[Structured figure records]
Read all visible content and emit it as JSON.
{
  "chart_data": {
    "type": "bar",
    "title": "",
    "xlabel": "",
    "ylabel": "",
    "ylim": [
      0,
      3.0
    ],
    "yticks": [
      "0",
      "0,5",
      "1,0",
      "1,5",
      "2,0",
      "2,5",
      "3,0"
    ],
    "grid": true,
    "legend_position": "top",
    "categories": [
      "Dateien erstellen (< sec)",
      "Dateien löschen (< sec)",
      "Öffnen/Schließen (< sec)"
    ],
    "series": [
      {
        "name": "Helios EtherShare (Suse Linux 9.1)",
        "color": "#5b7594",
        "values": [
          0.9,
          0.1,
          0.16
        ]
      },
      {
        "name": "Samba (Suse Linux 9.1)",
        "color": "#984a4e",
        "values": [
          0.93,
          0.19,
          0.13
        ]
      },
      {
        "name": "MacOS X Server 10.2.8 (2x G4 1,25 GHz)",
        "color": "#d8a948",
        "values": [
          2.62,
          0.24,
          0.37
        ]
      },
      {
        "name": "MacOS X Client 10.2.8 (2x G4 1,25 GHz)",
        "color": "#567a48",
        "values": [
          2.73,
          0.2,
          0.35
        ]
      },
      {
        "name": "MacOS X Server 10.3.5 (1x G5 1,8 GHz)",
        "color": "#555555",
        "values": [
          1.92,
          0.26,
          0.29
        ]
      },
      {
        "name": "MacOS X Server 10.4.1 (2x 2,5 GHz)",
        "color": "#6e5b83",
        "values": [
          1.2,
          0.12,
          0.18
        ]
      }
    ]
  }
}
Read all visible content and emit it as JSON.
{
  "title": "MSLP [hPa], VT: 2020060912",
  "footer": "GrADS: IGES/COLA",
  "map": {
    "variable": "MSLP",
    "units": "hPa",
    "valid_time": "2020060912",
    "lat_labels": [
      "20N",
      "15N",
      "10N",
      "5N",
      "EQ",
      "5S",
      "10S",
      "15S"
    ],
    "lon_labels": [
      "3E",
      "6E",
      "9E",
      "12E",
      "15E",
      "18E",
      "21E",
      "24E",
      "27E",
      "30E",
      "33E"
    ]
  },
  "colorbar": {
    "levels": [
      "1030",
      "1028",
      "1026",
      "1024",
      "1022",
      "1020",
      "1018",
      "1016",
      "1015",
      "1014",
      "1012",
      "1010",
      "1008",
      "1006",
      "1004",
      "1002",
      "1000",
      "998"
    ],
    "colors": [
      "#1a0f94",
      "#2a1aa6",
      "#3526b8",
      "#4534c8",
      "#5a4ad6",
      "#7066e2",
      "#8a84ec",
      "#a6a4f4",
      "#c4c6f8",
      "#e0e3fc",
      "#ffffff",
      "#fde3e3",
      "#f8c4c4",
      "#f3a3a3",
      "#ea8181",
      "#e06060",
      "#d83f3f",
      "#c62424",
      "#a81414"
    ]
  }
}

## TASK INSTRUCTIONS
Repeat the material word for word, in full.

## TASK SOLUTION
Read all visible content and emit it as JSON.
{
  "chart_data": {
    "type": "bar",
    "title": "",
    "xlabel": "",
    "ylabel": "",
    "ylim": [
      0,
      3.0
    ],
    "yticks": [
      "0",
      "0,5",
      "1,0",
      "1,5",
      "2,0",
      "2,5",
      "3,0"
    ],
    "grid": true,
    "legend_position": "top",
    "categories": [
      "Dateien erstellen (< sec)",
      "Dateien löschen (< sec)",
      "Öffnen/Schließen (< sec)"
    ],
    "series": [
      {
        "name": "Helios EtherShare (Suse Linux 9.1)",
        "color": "#5b7594",
        "values": [
          0.9,
          0.1,
          0.16
        ]
      },
      {
        "name": "Samba (Suse Linux 9.1)",
        "color": "#984a4e",
        "values": [
          0.93,
          0.19,
          0.13
        ]
      },
      {
        "name": "MacOS X Server 10.2.8 (2x G4 1,25 GHz)",
        "color": "#d8a948",
        "values": [
          2.62,
          0.24,
          0.37
        ]
      },
      {
        "name": "MacOS X Client 10.2.8 (2x G4 1,25 GHz)",
        "color": "#567a48",
        "values": [
          2.73,
          0.2,
          0.35
        ]
      },
      {
        "name": "MacOS X Server 10.3.5 (1x G5 1,8 GHz)",
        "color": "#555555",
        "values": [
          1.92,
          0.26,
          0.29
        ]
      },
      {
        "name": "MacOS X Server 10.4.1 (2x 2,5 GHz)",
        "color": "#6e5b83",
        "values": [
          1.2,
          0.12,
          0.18
        ]
      }
    ]
  }
}
Read all visible content and emit it as JSON.
{
  "title": "MSLP [hPa], VT: 2020060912",
  "footer": "GrADS: IGES/COLA",
  "map": {
    "variable": "MSLP",
    "units": "hPa",
    "valid_time": "2020060912",
    "lat_labels": [
      "20N",
      "15N",
      "10N",
      "5N",
      "EQ",
      "5S",
      "10S",
      "15S"
    ],
    "lon_labels": [
      "3E",
      "6E",
      "9E",
      "12E",
      "15E",
      "18E",
      "21E",
      "24E",
      "27E",
      "30E",
      "33E"
    ]
  },
  "colorbar": {
    "levels": [
      "1030",
      "1028",
      "1026",
      "1024",
      "1022",
      "1020",
      "1018",
      "1016",
      "1015",
      "1014",
      "1012",
      "1010",
      "1008",
      "1006",
      "1004",
      "1002",
      "1000",
      "998"
    ],
    "colors": [
      "#1a0f94",
      "#2a1aa6",
      "#3526b8",
      "#4534c8",
      "#5a4ad6",
      "#7066e2",
      "#8a84ec",
      "#a6a4f4",
      "#c4c6f8",
      "#e0e3fc",
      "#ffffff",
      "#fde3e3",
      "#f8c4c4",
      "#f3a3a3",
      "#ea8181",
      "#e06060",
      "#d83f3f",
      "#c62424",
      "#a81414"
    ]
  }
}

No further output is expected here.